**GOAL**
Go through the records and extract every line with the word "Inhalt".

**EXCERPTED RECORDS**

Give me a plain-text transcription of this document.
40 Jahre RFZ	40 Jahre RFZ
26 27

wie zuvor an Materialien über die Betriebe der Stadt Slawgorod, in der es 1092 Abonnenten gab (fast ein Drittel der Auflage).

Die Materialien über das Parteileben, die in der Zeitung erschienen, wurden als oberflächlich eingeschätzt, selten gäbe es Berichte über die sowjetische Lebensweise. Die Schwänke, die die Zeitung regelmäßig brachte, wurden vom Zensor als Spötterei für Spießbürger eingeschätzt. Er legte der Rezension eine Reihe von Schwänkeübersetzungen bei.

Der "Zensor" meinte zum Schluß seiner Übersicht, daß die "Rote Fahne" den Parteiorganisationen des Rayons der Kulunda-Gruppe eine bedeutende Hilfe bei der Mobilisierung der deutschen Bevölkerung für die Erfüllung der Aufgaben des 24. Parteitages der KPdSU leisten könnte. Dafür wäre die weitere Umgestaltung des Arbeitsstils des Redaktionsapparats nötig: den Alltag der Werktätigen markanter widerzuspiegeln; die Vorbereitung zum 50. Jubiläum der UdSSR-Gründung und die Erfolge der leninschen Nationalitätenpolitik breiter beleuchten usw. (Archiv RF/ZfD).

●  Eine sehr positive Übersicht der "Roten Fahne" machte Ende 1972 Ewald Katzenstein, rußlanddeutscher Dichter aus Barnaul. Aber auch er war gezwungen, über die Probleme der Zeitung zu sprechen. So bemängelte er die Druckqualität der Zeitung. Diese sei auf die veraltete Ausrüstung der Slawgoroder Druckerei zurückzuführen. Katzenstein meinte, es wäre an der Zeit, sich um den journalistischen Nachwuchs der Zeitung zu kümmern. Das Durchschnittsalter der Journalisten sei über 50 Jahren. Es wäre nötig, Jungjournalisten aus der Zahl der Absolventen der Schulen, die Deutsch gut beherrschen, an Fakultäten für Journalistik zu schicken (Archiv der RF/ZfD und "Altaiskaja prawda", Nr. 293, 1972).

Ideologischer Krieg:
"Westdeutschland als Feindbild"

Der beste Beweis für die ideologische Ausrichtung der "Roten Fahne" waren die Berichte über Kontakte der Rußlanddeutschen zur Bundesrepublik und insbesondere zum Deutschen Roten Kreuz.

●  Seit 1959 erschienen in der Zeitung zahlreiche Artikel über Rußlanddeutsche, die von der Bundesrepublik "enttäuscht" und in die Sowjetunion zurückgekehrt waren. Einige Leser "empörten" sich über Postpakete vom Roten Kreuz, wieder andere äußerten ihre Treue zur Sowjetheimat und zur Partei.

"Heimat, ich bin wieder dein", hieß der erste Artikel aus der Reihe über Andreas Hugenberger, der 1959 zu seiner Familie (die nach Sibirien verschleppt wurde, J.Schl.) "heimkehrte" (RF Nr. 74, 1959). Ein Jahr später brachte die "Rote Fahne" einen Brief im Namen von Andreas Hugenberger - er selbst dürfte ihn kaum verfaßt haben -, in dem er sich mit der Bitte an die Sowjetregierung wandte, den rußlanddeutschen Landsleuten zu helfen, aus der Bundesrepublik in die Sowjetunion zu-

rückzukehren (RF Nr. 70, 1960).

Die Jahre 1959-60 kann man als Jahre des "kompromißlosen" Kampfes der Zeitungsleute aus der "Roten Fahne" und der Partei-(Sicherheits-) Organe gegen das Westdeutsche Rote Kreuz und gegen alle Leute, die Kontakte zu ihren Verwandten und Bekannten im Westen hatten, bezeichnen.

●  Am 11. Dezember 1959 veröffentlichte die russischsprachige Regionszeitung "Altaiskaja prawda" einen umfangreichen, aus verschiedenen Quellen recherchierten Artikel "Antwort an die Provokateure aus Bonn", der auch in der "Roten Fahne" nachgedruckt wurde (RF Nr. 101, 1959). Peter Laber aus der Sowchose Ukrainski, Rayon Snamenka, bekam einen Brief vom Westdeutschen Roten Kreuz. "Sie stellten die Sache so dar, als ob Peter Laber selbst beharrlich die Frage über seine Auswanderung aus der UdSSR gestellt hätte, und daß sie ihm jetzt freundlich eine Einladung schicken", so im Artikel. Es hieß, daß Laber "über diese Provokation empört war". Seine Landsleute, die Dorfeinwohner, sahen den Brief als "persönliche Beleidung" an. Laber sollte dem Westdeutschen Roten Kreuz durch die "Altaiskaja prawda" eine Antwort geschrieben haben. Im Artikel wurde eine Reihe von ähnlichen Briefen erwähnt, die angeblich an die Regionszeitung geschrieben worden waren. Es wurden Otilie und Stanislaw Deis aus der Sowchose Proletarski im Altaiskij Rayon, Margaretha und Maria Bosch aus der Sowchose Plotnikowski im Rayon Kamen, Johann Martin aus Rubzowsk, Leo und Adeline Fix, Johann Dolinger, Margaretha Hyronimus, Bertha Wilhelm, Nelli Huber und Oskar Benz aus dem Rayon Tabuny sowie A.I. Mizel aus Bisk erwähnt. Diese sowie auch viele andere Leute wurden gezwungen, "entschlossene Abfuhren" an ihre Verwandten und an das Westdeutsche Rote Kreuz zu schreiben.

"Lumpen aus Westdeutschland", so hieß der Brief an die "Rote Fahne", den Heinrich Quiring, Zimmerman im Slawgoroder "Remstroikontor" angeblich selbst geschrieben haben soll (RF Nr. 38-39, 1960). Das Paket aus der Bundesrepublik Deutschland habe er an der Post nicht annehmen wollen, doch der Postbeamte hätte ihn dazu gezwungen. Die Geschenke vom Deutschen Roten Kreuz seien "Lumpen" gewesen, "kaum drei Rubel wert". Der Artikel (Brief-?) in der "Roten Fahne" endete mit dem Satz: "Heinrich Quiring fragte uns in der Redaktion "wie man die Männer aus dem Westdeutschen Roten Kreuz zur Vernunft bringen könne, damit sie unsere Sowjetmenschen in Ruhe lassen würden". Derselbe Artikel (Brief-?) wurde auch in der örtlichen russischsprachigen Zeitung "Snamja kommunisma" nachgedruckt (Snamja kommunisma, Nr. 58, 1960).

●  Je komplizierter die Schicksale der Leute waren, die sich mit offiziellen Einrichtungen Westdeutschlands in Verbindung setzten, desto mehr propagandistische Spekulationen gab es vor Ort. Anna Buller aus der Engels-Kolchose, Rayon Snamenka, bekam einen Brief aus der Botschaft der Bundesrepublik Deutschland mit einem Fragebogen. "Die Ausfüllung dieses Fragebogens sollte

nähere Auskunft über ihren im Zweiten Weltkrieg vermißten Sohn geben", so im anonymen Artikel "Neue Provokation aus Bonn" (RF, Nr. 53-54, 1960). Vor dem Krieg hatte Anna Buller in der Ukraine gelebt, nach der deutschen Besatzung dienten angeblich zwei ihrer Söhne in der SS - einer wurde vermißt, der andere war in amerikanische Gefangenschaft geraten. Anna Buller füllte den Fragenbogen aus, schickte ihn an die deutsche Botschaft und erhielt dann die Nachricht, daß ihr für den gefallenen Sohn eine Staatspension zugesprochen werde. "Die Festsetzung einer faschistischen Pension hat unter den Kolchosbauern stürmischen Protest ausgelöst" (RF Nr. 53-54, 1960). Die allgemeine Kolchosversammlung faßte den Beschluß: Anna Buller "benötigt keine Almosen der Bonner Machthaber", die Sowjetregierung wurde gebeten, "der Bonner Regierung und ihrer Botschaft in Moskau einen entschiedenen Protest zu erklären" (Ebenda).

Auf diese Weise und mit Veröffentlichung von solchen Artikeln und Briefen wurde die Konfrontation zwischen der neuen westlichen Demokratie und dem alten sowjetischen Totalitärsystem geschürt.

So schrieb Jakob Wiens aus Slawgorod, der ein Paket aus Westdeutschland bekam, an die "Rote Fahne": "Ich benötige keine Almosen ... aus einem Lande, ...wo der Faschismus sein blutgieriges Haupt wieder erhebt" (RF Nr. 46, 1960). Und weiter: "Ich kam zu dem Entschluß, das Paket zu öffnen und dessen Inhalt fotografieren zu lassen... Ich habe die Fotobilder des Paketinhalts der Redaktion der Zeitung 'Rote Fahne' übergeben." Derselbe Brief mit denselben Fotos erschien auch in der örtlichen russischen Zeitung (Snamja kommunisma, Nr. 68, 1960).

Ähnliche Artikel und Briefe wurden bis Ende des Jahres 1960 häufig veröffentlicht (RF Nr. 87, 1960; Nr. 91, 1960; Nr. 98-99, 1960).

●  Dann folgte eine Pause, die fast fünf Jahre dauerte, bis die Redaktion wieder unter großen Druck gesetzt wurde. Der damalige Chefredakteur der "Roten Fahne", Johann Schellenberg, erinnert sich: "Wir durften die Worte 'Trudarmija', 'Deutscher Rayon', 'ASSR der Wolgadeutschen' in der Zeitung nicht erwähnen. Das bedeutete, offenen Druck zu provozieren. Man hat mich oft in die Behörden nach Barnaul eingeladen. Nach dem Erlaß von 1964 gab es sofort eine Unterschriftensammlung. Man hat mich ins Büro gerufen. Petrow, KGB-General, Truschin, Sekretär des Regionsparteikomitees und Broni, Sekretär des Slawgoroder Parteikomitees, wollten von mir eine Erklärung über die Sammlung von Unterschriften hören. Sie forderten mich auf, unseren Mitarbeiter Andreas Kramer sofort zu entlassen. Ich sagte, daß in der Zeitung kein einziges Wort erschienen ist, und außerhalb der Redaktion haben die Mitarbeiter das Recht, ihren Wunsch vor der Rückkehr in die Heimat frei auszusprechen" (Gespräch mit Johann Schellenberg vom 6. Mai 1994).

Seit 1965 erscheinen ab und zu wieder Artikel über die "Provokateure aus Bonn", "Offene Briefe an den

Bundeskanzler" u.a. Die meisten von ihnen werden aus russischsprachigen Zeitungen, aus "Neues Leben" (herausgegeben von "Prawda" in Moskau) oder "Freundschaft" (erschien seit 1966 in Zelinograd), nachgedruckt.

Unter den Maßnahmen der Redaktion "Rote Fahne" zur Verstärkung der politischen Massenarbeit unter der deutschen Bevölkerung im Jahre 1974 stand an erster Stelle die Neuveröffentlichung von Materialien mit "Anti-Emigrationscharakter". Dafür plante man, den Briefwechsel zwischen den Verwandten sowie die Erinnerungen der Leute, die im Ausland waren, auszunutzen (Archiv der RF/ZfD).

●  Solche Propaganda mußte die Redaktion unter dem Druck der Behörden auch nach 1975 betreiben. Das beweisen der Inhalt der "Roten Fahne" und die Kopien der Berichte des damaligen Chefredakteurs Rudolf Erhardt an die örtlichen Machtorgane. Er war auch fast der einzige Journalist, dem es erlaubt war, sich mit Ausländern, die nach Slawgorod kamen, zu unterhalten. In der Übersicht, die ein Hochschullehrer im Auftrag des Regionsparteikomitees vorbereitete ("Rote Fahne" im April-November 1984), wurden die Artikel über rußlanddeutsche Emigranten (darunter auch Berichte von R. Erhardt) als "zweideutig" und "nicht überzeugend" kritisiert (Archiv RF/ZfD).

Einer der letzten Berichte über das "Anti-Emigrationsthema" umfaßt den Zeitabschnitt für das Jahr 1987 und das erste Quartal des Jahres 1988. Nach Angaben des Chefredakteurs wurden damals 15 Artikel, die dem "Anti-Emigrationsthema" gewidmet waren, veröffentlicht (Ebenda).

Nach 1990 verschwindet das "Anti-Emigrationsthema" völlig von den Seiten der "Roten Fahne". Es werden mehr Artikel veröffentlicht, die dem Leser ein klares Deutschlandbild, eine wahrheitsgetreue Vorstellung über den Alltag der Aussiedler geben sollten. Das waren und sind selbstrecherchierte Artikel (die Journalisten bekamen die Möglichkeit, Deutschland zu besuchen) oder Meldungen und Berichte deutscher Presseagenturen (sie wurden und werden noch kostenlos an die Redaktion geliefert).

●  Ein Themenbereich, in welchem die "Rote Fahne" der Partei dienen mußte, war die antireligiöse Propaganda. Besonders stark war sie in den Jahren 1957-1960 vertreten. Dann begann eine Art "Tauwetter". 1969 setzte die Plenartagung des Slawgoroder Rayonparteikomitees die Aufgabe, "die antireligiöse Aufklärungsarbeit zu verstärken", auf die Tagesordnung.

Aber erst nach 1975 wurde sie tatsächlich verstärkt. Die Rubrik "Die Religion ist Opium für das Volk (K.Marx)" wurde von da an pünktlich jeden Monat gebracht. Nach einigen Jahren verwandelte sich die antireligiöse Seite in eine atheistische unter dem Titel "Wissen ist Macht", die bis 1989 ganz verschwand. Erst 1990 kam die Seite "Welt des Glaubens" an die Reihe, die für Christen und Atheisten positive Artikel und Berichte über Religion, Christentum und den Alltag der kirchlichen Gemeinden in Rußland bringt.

**TASK RESULT**
So schrieb Jakob Wiens aus Slawgorod, der ein Paket aus Westdeutschland bekam, an die "Rote Fahne": "Ich benötige keine Almosen ... aus einem Lande, ...wo der Faschismus sein blutgieriges Haupt wieder erhebt" (RF Nr. 46, 1960). Und weiter: "Ich kam zu dem Entschluß, das Paket zu öffnen und dessen Inhalt fotografieren zu lassen... Ich habe die Fotobilder des Paketinhalts der Redaktion der Zeitung 'Rote Fahne' übergeben." Derselbe Brief mit denselben Fotos erschien auch in der örtlichen russischen Zeitung (Snamja kommunisma, Nr. 68, 1960).
●  Solche Propaganda mußte die Redaktion unter dem Druck der Behörden auch nach 1975 betreiben. Das beweisen der Inhalt der "Roten Fahne" und die Kopien der Berichte des damaligen Chefredakteurs Rudolf Erhardt an die örtlichen Machtorgane. Er war auch fast der einzige Journalist, dem es erlaubt war, sich mit Ausländern, die nach Slawgorod kamen, zu unterhalten. In der Übersicht, die ein Hochschullehrer im Auftrag des Regionsparteikomitees vorbereitete ("Rote Fahne" im April-November 1984), wurden die Artikel über rußlanddeutsche Emigranten (darunter auch Berichte von R. Erhardt) als "zweideutig" und "nicht überzeugend" kritisiert (Archiv RF/ZfD).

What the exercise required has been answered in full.